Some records
--------------------------------------------------
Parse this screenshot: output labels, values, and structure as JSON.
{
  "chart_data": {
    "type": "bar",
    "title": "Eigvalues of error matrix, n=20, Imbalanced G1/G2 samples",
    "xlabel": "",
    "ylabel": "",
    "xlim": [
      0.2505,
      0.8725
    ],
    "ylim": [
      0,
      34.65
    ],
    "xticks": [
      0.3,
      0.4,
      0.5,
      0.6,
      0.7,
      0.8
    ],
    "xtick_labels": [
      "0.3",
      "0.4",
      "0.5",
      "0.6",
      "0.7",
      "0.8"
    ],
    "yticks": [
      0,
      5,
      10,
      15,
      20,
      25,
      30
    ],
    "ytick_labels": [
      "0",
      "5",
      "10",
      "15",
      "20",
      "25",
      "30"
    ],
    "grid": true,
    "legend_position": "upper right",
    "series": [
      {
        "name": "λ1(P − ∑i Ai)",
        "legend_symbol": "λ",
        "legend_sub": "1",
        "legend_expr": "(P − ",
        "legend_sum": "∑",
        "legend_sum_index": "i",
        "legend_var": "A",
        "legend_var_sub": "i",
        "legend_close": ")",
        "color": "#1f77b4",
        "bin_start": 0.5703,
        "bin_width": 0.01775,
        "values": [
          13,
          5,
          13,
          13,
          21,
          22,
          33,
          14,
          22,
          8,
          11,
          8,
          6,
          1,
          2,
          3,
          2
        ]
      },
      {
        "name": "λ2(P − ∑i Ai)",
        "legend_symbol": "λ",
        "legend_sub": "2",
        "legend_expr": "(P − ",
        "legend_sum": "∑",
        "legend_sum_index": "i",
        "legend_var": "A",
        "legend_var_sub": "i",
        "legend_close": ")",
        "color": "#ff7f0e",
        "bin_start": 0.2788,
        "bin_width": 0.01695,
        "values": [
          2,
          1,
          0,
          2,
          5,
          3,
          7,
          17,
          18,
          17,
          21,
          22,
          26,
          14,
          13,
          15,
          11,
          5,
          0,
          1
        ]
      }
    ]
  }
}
--------------------------------------------------
▶ [WHAT TO DO]:
Write the complete data out, exactly as above.

▶ [EXERCISE SOLUTION]:
Parse this screenshot: output labels, values, and structure as JSON.
{
  "chart_data": {
    "type": "bar",
    "title": "Eigvalues of error matrix, n=20, Imbalanced G1/G2 samples",
    "xlabel": "",
    "ylabel": "",
    "xlim": [
      0.2505,
      0.8725
    ],
    "ylim": [
      0,
      34.65
    ],
    "xticks": [
      0.3,
      0.4,
      0.5,
      0.6,
      0.7,
      0.8
    ],
    "xtick_labels": [
      "0.3",
      "0.4",
      "0.5",
      "0.6",
      "0.7",
      "0.8"
    ],
    "yticks": [
      0,
      5,
      10,
      15,
      20,
      25,
      30
    ],
    "ytick_labels": [
      "0",
      "5",
      "10",
      "15",
      "20",
      "25",
      "30"
    ],
    "grid": true,
    "legend_position": "upper right",
    "series": [
      {
        "name": "λ1(P − ∑i Ai)",
        "legend_symbol": "λ",
        "legend_sub": "1",
        "legend_expr": "(P − ",
        "legend_sum": "∑",
        "legend_sum_index": "i",
        "legend_var": "A",
        "legend_var_sub": "i",
        "legend_close": ")",
        "color": "#1f77b4",
        "bin_start": 0.5703,
        "bin_width": 0.01775,
        "values": [
          13,
          5,
          13,
          13,
          21,
          22,
          33,
          14,
          22,
          8,
          11,
          8,
          6,
          1,
          2,
          3,
          2
        ]
      },
      {
        "name": "λ2(P − ∑i Ai)",
        "legend_symbol": "λ",
        "legend_sub": "2",
        "legend_expr": "(P − ",
        "legend_sum": "∑",
        "legend_sum_index": "i",
        "legend_var": "A",
        "legend_var_sub": "i",
        "legend_close": ")",
        "color": "#ff7f0e",
        "bin_start": 0.2788,
        "bin_width": 0.01695,
        "values": [
          2,
          1,
          0,
          2,
          5,
          3,
          7,
          17,
          18,
          17,
          21,
          22,
          26,
          14,
          13,
          15,
          11,
          5,
          0,
          1
        ]
      }
    ]
  }
}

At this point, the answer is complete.